WHAT IS NEEDED - Output the full listing below exactly as it reads, and skip anything that is a picture.

LISTING -
:::
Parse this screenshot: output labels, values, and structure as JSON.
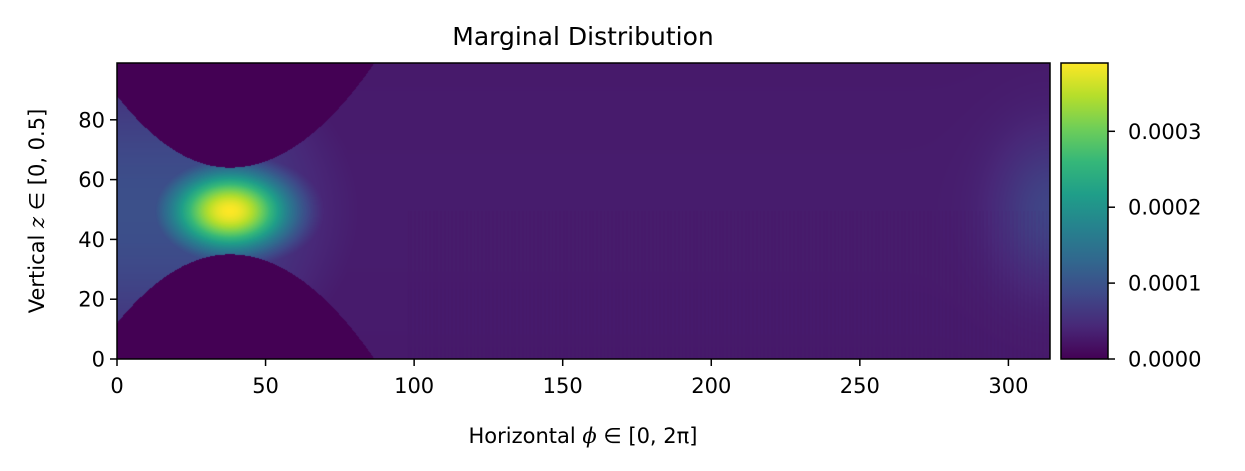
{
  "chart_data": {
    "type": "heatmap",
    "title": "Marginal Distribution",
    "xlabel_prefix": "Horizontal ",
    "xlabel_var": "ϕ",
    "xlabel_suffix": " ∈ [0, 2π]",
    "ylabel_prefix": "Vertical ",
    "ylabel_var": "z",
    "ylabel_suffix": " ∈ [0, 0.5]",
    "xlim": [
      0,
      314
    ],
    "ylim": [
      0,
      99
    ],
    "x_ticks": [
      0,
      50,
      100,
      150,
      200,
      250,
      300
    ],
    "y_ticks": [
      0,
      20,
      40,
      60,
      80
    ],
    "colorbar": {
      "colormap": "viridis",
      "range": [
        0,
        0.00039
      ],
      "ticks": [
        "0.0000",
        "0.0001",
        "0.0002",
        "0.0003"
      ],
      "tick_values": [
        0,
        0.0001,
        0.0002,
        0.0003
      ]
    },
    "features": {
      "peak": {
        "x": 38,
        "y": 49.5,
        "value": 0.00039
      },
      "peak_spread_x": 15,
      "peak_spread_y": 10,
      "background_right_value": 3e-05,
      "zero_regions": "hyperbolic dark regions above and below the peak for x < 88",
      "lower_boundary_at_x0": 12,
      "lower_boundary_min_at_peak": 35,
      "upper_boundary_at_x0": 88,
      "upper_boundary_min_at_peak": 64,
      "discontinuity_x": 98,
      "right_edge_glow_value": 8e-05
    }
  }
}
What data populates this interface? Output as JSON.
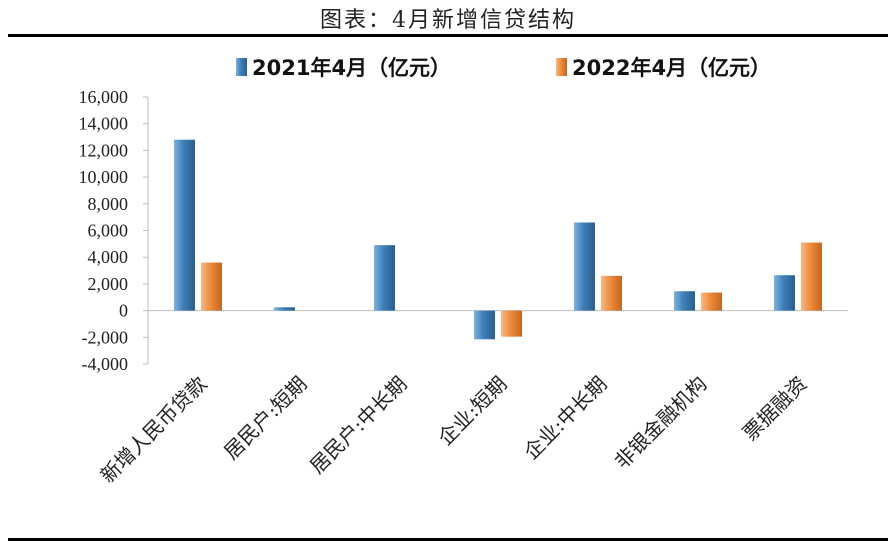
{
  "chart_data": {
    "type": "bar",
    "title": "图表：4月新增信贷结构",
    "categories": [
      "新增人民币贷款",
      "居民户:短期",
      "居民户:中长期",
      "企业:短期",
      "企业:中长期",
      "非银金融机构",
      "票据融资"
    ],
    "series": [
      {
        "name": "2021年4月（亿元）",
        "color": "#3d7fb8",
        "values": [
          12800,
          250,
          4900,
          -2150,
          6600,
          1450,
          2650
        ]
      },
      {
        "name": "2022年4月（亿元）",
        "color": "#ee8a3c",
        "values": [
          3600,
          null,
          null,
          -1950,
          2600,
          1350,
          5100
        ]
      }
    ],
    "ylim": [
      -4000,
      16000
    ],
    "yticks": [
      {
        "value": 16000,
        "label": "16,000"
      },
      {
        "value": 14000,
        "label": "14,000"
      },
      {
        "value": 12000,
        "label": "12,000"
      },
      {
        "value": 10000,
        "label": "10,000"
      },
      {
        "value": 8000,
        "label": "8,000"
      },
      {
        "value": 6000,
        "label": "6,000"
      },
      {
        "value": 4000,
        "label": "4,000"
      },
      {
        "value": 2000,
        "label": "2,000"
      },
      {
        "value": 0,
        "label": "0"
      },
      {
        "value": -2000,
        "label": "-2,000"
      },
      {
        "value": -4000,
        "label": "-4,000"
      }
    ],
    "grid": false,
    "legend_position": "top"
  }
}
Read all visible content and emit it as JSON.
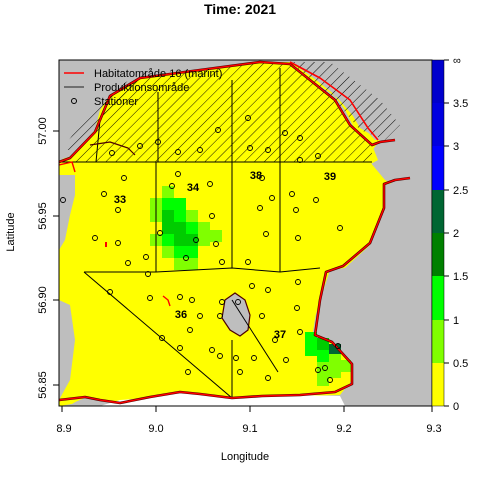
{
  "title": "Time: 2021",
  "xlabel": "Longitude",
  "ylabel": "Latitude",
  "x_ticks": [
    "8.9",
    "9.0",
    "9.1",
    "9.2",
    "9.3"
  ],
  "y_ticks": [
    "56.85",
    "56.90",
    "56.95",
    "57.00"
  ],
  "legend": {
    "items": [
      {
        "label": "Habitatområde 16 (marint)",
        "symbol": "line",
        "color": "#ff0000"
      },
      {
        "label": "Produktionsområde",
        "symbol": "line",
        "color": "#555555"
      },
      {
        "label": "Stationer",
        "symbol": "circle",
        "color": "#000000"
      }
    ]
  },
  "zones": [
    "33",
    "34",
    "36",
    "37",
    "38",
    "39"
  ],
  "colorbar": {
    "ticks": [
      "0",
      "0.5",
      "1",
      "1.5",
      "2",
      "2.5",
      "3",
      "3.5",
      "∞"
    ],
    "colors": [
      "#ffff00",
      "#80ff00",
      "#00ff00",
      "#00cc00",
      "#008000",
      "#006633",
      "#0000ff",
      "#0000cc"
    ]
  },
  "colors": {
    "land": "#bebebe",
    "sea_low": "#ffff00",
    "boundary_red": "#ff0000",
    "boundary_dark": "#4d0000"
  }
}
:::
TASK ANSWER -
Parse this screenshot: output labels, values, and structure as JSON.
{
  "chart_data": {
    "type": "heatmap",
    "title": "Marginal Distribution",
    "xlabel_prefix": "Horizontal ",
    "xlabel_var": "ϕ",
    "xlabel_suffix": " ∈ [0, 2π]",
    "ylabel_prefix": "Vertical ",
    "ylabel_var": "z",
    "ylabel_suffix": " ∈ [0, 0.5]",
    "xlim": [
      0,
      314
    ],
    "ylim": [
      0,
      99
    ],
    "x_ticks": [
      0,
      50,
      100,
      150,
      200,
      250,
      300
    ],
    "y_ticks": [
      0,
      20,
      40,
      60,
      80
    ],
    "colorbar": {
      "colormap": "viridis",
      "range": [
        0,
        0.00039
      ],
      "ticks": [
        "0.0000",
        "0.0001",
        "0.0002",
        "0.0003"
      ],
      "tick_values": [
        0,
        0.0001,
        0.0002,
        0.0003
      ]
    },
    "features": {
      "peak": {
        "x": 38,
        "y": 49.5,
        "value": 0.00039
      },
      "peak_spread_x": 15,
      "peak_spread_y": 10,
      "background_right_value": 3e-05,
      "zero_regions": "hyperbolic dark regions above and below the peak for x < 88",
      "lower_boundary_at_x0": 12,
      "lower_boundary_min_at_peak": 35,
      "upper_boundary_at_x0": 88,
      "upper_boundary_min_at_peak": 64,
      "discontinuity_x": 98,
      "right_edge_glow_value": 8e-05
    }
  }
}
What data populates this interface? Output as JSON.
{
  "chart_data": {
    "type": "bar",
    "title": "图表：4月新增信贷结构",
    "categories": [
      "新增人民币贷款",
      "居民户:短期",
      "居民户:中长期",
      "企业:短期",
      "企业:中长期",
      "非银金融机构",
      "票据融资"
    ],
    "series": [
      {
        "name": "2021年4月（亿元）",
        "color": "#3d7fb8",
        "values": [
          12800,
          250,
          4900,
          -2150,
          6600,
          1450,
          2650
        ]
      },
      {
        "name": "2022年4月（亿元）",
        "color": "#ee8a3c",
        "values": [
          3600,
          null,
          null,
          -1950,
          2600,
          1350,
          5100
        ]
      }
    ],
    "ylim": [
      -4000,
      16000
    ],
    "yticks": [
      {
        "value": 16000,
        "label": "16,000"
      },
      {
        "value": 14000,
        "label": "14,000"
      },
      {
        "value": 12000,
        "label": "12,000"
      },
      {
        "value": 10000,
        "label": "10,000"
      },
      {
        "value": 8000,
        "label": "8,000"
      },
      {
        "value": 6000,
        "label": "6,000"
      },
      {
        "value": 4000,
        "label": "4,000"
      },
      {
        "value": 2000,
        "label": "2,000"
      },
      {
        "value": 0,
        "label": "0"
      },
      {
        "value": -2000,
        "label": "-2,000"
      },
      {
        "value": -4000,
        "label": "-4,000"
      }
    ],
    "grid": false,
    "legend_position": "top"
  }
}
Read all visible content and emit it as JSON.
{
  "title": "Time: 2021",
  "xlabel": "Longitude",
  "ylabel": "Latitude",
  "x_ticks": [
    "8.9",
    "9.0",
    "9.1",
    "9.2",
    "9.3"
  ],
  "y_ticks": [
    "56.85",
    "56.90",
    "56.95",
    "57.00"
  ],
  "legend": {
    "items": [
      {
        "label": "Habitatområde 16 (marint)",
        "symbol": "line",
        "color": "#ff0000"
      },
      {
        "label": "Produktionsområde",
        "symbol": "line",
        "color": "#555555"
      },
      {
        "label": "Stationer",
        "symbol": "circle",
        "color": "#000000"
      }
    ]
  },
  "zones": [
    "33",
    "34",
    "36",
    "37",
    "38",
    "39"
  ],
  "colorbar": {
    "ticks": [
      "0",
      "0.5",
      "1",
      "1.5",
      "2",
      "2.5",
      "3",
      "3.5",
      "∞"
    ],
    "colors": [
      "#ffff00",
      "#80ff00",
      "#00ff00",
      "#00cc00",
      "#008000",
      "#006633",
      "#0000ff",
      "#0000cc"
    ]
  },
  "colors": {
    "land": "#bebebe",
    "sea_low": "#ffff00",
    "boundary_red": "#ff0000",
    "boundary_dark": "#4d0000"
  }
}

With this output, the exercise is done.